[start SELECTED PASSAGE]

Supporting the soldier and family

AAAA Supports the U.S. Army Aviation Soldier and Family

"Above the Best"




Army Aviation Hall of Fame 1986 Induction

Sergeant First Class Rodney J.T. Yano was an Aircraft Technical Inspector in the Air Cavalry Troop of the 11th Armored Cavalry Regiment. He enlisted in the Army at age 17 in 1961. Described as a superb soldier, he spent his entire time in the service in the aircraft maintenance field.

He rose to the rank of Sergeant First Class and was an invaluable member of the aviation team. His posthumous citation for the Congressional Medal of Honor states that he distinguished himself on 1 January 1969 while serving with the Air Cavalry Troop, 11th ACR, in the vicinity of Bien Hoa, Republic of Vietnam. Sergeant Yano was performing the duties of crew chief aboard the troop's command-and-control helicopter during action against enemy forces entrenched in dense jungle.

[end SELECTED PASSAGE]
[start INFORMATION SHOWN]

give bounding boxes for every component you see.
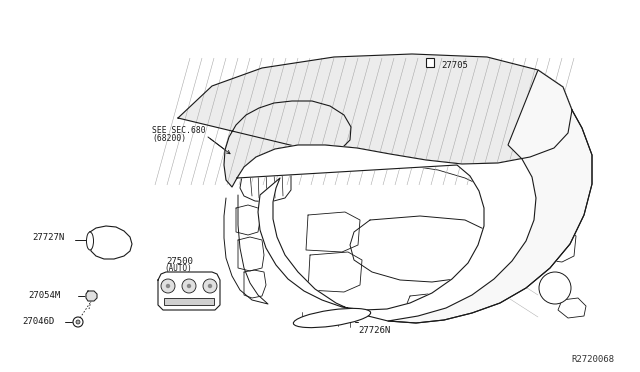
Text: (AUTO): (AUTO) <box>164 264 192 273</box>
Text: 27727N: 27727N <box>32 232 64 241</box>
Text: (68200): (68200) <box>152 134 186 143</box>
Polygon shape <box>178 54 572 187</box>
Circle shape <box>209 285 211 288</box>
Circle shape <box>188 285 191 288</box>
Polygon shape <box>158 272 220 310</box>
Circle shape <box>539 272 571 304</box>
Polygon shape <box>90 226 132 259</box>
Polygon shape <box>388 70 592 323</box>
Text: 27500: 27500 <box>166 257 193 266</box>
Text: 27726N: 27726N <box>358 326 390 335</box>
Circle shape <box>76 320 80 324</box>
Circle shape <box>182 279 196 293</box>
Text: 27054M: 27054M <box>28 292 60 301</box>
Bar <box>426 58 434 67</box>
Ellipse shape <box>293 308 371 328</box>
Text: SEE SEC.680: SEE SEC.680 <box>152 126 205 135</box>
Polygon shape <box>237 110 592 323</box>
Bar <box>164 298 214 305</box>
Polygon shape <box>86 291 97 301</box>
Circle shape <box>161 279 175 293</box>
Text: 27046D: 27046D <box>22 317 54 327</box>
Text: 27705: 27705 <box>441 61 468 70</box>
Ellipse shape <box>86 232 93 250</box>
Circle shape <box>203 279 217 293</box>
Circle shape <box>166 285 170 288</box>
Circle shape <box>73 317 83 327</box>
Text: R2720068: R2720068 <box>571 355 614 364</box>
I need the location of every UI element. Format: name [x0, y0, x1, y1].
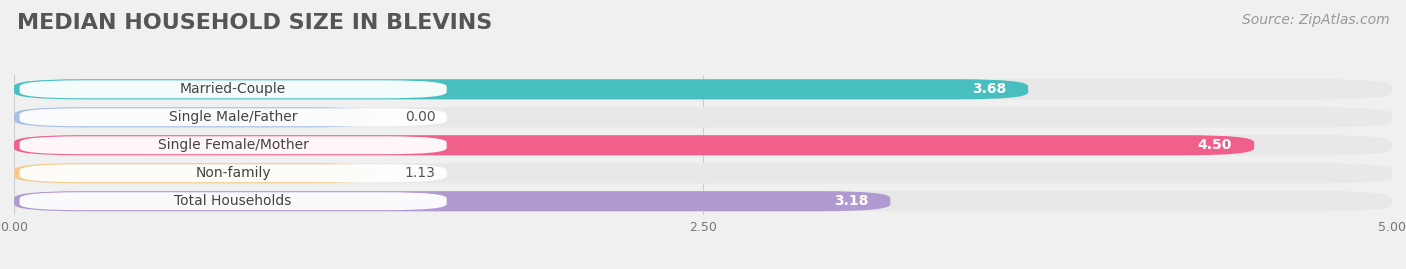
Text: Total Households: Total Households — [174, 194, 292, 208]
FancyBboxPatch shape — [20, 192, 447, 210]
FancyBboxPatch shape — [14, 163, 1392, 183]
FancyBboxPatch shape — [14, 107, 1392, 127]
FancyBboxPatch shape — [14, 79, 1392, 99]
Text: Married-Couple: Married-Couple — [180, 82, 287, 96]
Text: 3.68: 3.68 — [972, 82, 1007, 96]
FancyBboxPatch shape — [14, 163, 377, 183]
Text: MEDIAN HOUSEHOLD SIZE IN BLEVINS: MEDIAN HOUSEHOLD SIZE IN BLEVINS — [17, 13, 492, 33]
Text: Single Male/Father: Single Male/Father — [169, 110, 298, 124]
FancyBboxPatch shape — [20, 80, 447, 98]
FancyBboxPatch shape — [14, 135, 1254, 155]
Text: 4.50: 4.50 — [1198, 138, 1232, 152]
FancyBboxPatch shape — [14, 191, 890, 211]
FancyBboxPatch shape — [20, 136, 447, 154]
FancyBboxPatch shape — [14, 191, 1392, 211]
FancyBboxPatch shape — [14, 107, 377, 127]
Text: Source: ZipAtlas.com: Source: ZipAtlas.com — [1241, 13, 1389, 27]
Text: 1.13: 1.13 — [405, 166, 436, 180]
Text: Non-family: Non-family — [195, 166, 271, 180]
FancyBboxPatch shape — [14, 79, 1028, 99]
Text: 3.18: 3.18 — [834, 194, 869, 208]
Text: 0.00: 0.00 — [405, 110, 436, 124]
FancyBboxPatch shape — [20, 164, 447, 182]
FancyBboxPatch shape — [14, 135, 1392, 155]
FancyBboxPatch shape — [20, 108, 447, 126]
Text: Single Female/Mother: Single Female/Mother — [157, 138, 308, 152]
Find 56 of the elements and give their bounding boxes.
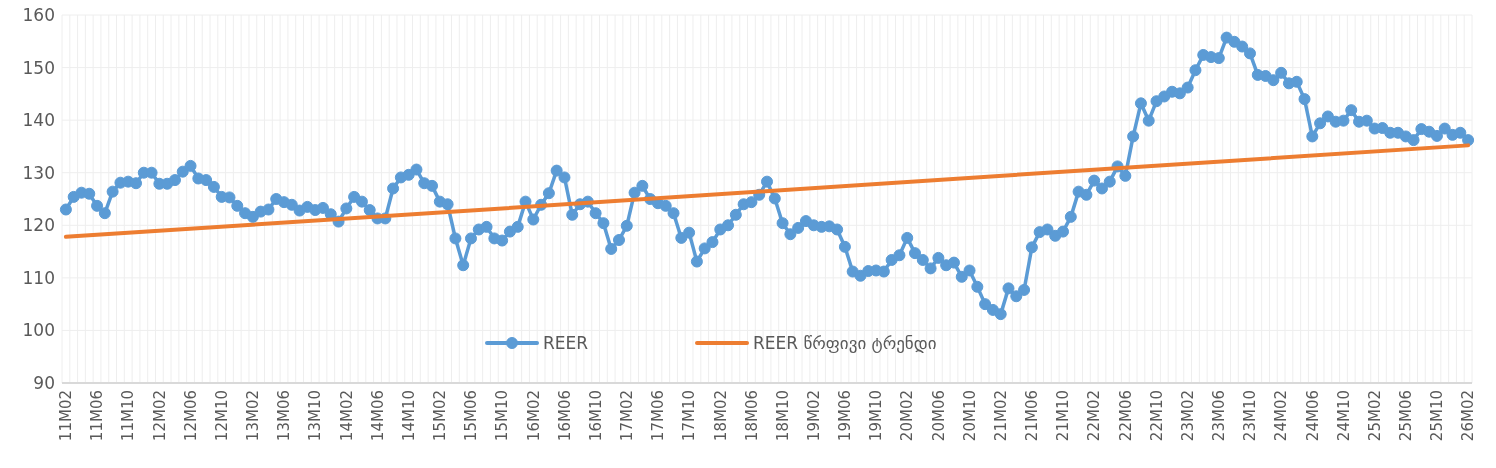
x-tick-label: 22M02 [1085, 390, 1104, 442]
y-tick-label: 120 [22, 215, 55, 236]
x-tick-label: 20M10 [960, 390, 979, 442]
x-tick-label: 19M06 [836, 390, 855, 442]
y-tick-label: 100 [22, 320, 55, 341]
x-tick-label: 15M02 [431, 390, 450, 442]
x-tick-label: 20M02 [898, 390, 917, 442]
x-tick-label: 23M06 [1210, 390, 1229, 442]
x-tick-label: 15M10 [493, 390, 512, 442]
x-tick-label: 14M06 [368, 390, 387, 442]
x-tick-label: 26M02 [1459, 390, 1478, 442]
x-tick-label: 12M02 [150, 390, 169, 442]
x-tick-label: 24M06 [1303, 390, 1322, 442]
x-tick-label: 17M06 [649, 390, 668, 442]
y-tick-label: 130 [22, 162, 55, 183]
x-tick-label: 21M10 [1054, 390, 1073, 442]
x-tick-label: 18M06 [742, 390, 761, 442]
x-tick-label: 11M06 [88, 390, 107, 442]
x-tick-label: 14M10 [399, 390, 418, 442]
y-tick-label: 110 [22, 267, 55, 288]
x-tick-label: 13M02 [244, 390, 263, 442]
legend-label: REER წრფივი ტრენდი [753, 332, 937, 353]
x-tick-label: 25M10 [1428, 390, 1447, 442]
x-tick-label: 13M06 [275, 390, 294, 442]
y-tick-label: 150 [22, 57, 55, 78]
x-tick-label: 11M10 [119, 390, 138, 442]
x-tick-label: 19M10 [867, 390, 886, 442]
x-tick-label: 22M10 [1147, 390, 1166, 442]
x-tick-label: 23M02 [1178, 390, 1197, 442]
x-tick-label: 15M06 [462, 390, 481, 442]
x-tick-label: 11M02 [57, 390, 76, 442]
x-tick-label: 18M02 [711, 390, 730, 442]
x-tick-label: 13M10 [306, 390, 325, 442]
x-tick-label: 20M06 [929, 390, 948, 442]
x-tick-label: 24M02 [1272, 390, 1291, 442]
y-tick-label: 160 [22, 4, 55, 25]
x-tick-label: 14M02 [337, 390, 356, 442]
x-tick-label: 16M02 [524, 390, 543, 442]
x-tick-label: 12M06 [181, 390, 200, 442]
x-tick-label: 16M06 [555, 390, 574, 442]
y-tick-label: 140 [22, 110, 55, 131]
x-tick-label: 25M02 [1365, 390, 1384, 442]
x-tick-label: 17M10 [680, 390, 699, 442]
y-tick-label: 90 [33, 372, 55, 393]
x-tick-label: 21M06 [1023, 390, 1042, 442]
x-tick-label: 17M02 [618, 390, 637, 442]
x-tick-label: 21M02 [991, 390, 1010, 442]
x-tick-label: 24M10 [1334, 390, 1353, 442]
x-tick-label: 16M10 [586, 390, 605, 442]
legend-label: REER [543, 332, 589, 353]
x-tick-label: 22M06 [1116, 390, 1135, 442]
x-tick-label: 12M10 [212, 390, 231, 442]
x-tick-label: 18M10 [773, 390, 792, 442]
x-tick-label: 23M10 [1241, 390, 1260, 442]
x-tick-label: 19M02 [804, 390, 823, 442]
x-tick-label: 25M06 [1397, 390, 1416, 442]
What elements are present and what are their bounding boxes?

[end INFORMATION SHOWN]

SHORT EXERCISE A: Print the passage on Sergeant Yano from "He rose to the" up to and including "in dense jungle.".
SHORT EXERCISE B: In the entries, rename "Circle shape" to "Round marker" in the lines from the line with "Text: (AUTO): (AUTO)" up to and including the line with "I need the location". Give back only those lines, with nothing else changed.

FINAL ANSWER A:
He rose to the rank of Sergeant First Class and was an invaluable member of the aviation team. His posthumous citation for the Congressional Medal of Honor states that he distinguished himself on 1 January 1969 while serving with the Air Cavalry Troop, 11th ACR, in the vicinity of Bien Hoa, Republic of Vietnam. Sergeant Yano was performing the duties of crew chief aboard the troop's command-and-control helicopter during action against enemy forces entrenched in dense jungle.

FINAL ANSWER B:
Text: (AUTO): (AUTO) <box>164 264 192 273</box>
Text: 27727N: 27727N <box>32 232 64 241</box>
Text: (68200): (68200) <box>152 134 186 143</box>
Polygon shape <box>178 54 572 187</box>
Round marker <box>209 285 211 288</box>
Round marker <box>188 285 191 288</box>
Polygon shape <box>158 272 220 310</box>
Round marker <box>539 272 571 304</box>
Polygon shape <box>90 226 132 259</box>
Polygon shape <box>388 70 592 323</box>
Text: 27500: 27500 <box>166 257 193 266</box>
Text: 27726N: 27726N <box>358 326 390 335</box>
Round marker <box>76 320 80 324</box>
Round marker <box>182 279 196 293</box>
Text: 27054M: 27054M <box>28 292 60 301</box>
Bar <box>426 58 434 67</box>
Ellipse shape <box>293 308 371 328</box>
Text: SEE SEC.680: SEE SEC.680 <box>152 126 205 135</box>
Polygon shape <box>237 110 592 323</box>
Bar <box>164 298 214 305</box>
Polygon shape <box>86 291 97 301</box>
Round marker <box>161 279 175 293</box>
Text: 27046D: 27046D <box>22 317 54 327</box>
Text: 27705: 27705 <box>441 61 468 70</box>
Ellipse shape <box>86 232 93 250</box>
Round marker <box>203 279 217 293</box>
Round marker <box>166 285 170 288</box>
Round marker <box>73 317 83 327</box>
Text: R2720068: R2720068 <box>571 355 614 364</box>
I need the location of every UI element. Format: name [x0, y0, x1, y1].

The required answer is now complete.